## Exercise details
Your task is to copy every line of the entries that contains "renewables".

## Provided records
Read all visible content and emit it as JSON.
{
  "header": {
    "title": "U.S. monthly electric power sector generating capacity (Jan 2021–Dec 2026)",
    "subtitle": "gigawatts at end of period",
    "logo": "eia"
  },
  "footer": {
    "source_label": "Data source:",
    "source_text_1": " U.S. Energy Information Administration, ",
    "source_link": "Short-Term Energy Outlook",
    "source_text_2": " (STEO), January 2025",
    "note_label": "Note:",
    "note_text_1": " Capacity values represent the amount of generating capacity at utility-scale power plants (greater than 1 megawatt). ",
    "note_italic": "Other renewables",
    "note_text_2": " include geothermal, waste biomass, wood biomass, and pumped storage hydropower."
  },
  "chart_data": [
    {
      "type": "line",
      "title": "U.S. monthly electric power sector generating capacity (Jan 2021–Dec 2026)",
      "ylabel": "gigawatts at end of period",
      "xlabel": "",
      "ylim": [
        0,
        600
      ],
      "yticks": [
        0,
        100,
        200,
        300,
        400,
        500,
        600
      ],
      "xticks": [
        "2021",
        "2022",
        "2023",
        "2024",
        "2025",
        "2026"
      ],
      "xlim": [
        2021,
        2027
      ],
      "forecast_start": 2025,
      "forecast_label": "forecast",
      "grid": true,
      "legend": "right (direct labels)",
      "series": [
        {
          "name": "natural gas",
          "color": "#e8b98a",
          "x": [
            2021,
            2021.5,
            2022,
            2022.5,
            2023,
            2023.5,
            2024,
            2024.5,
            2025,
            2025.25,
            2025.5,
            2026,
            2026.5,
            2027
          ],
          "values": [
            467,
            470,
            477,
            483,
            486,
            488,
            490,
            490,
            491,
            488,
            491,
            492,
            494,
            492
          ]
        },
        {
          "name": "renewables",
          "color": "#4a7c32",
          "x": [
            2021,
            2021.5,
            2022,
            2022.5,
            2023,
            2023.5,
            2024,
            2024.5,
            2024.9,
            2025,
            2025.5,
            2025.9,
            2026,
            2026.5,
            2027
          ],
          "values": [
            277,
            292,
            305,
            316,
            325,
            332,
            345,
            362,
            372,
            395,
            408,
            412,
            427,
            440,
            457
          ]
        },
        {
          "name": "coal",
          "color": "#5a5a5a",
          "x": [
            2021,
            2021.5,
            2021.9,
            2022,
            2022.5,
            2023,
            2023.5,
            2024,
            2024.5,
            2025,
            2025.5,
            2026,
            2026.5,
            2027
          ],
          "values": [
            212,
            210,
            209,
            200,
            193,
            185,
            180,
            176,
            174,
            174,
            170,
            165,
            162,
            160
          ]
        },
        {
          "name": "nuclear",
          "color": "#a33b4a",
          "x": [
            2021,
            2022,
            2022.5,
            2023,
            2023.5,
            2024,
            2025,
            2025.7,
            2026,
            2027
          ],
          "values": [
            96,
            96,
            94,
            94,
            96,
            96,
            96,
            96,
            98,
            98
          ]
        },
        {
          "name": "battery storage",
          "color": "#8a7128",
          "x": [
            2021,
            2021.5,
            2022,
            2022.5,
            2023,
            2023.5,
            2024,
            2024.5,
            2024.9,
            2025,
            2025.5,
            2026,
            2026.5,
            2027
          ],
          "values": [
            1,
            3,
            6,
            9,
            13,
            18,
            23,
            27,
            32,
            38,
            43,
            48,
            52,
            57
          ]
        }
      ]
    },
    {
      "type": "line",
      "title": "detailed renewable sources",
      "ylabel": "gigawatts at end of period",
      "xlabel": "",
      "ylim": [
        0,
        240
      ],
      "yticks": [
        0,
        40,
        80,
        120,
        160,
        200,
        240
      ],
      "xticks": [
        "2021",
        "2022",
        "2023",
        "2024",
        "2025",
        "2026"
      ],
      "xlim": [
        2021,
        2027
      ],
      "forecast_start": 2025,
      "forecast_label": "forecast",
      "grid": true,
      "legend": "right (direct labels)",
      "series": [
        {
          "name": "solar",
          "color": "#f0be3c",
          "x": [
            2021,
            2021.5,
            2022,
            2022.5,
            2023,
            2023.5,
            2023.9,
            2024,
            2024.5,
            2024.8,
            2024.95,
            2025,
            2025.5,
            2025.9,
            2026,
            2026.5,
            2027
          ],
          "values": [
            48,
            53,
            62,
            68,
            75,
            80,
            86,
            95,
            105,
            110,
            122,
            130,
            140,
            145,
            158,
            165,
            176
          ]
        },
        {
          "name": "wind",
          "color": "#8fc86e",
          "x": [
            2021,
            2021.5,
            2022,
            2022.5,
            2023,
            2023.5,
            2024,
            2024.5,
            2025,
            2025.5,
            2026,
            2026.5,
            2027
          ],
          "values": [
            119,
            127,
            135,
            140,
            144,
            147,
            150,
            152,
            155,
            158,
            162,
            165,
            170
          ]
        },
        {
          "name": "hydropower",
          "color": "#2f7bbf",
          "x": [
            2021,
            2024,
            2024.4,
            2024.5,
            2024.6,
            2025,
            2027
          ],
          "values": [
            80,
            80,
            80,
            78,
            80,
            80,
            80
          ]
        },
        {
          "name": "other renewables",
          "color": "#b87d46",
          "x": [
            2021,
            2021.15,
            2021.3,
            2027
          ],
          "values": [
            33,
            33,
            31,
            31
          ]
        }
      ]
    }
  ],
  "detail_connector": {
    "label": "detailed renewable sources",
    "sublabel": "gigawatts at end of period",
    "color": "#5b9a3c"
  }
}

## Result of this exercise
    "note_italic": "Other renewables",
          "name": "renewables",
          "name": "other renewables",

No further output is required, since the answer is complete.